Goal: Reproduce each line of the material precisely.

Data lines:
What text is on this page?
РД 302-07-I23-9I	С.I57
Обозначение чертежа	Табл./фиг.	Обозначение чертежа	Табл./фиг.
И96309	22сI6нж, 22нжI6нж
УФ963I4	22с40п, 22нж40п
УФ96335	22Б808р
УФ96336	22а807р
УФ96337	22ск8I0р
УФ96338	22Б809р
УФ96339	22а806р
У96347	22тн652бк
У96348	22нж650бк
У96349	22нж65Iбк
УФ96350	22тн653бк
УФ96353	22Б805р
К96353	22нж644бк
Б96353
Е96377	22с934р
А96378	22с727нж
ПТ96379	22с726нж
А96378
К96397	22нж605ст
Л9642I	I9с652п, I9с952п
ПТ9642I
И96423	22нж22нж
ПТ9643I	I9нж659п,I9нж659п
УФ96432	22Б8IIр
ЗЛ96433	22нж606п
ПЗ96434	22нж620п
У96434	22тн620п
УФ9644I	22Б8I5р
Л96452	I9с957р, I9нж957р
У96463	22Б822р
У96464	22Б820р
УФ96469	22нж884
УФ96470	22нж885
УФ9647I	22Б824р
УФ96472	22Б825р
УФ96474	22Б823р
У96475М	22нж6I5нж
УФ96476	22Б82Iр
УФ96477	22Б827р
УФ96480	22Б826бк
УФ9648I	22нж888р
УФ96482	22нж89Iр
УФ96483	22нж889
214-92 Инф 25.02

Task result:
What text is on this page?
РД 302-07-I23-9I	С.I57
Обозначение чертежа	Табл./фиг.	Обозначение чертежа	Табл./фиг.
И96309	22сI6нж, 22нжI6нж
УФ963I4	22с40п, 22нж40п
УФ96335	22Б808р
УФ96336	22а807р
УФ96337	22ск8I0р
УФ96338	22Б809р
УФ96339	22а806р
У96347	22тн652бк
У96348	22нж650бк
У96349	22нж65Iбк
УФ96350	22тн653бк
УФ96353	22Б805р
К96353	22нж644бк
Б96353
Е96377	22с934р
А96378	22с727нж
ПТ96379	22с726нж
А96378
К96397	22нж605ст
Л9642I	I9с652п, I9с952п
ПТ9642I
И96423	22нж22нж
ПТ9643I	I9нж659п,I9нж659п
УФ96432	22Б8IIр
ЗЛ96433	22нж606п
ПЗ96434	22нж620п
У96434	22тн620п
УФ9644I	22Б8I5р
Л96452	I9с957р, I9нж957р
У96463	22Б822р
У96464	22Б820р
УФ96469	22нж884
УФ96470	22нж885
УФ9647I	22Б824р
УФ96472	22Б825р
УФ96474	22Б823р
У96475М	22нж6I5нж
УФ96476	22Б82Iр
УФ96477	22Б827р
УФ96480	22Б826бк
УФ9648I	22нж888р
УФ96482	22нж89Iр
УФ96483	22нж889
214-92 Инф 25.02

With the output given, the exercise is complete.